◆ **WHAT TO DO**
Copy out the data below verbatim.

◆ **DATA SHOWN**
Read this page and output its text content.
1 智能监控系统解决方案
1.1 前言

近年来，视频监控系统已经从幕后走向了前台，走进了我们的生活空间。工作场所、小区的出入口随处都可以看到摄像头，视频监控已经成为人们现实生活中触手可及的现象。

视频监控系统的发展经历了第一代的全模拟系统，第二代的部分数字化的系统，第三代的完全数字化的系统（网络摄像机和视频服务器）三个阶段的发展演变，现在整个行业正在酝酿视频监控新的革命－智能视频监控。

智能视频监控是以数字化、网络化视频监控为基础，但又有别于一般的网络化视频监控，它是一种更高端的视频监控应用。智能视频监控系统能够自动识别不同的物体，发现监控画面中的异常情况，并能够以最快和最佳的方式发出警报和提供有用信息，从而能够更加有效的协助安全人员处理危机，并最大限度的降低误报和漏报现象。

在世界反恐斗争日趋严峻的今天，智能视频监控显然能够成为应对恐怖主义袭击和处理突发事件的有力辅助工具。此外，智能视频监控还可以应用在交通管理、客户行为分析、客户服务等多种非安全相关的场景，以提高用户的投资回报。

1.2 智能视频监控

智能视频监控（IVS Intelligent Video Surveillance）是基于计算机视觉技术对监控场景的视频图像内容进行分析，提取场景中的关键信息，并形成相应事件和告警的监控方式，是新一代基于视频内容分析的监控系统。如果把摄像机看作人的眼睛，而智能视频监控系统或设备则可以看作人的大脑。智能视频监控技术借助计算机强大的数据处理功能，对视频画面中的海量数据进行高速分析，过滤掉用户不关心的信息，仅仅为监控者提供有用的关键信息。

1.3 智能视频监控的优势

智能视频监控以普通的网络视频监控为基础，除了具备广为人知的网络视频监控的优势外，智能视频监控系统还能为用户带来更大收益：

◆ **COMPLETE ANSWER**
Read this page and output its text content.
1 智能监控系统解决方案
1.1 前言

近年来，视频监控系统已经从幕后走向了前台，走进了我们的生活空间。工作场所、小区的出入口随处都可以看到摄像头，视频监控已经成为人们现实生活中触手可及的现象。

视频监控系统的发展经历了第一代的全模拟系统，第二代的部分数字化的系统，第三代的完全数字化的系统（网络摄像机和视频服务器）三个阶段的发展演变，现在整个行业正在酝酿视频监控新的革命－智能视频监控。

智能视频监控是以数字化、网络化视频监控为基础，但又有别于一般的网络化视频监控，它是一种更高端的视频监控应用。智能视频监控系统能够自动识别不同的物体，发现监控画面中的异常情况，并能够以最快和最佳的方式发出警报和提供有用信息，从而能够更加有效的协助安全人员处理危机，并最大限度的降低误报和漏报现象。

在世界反恐斗争日趋严峻的今天，智能视频监控显然能够成为应对恐怖主义袭击和处理突发事件的有力辅助工具。此外，智能视频监控还可以应用在交通管理、客户行为分析、客户服务等多种非安全相关的场景，以提高用户的投资回报。

1.2 智能视频监控

智能视频监控（IVS Intelligent Video Surveillance）是基于计算机视觉技术对监控场景的视频图像内容进行分析，提取场景中的关键信息，并形成相应事件和告警的监控方式，是新一代基于视频内容分析的监控系统。如果把摄像机看作人的眼睛，而智能视频监控系统或设备则可以看作人的大脑。智能视频监控技术借助计算机强大的数据处理功能，对视频画面中的海量数据进行高速分析，过滤掉用户不关心的信息，仅仅为监控者提供有用的关键信息。

1.3 智能视频监控的优势

智能视频监控以普通的网络视频监控为基础，除了具备广为人知的网络视频监控的优势外，智能视频监控系统还能为用户带来更大收益：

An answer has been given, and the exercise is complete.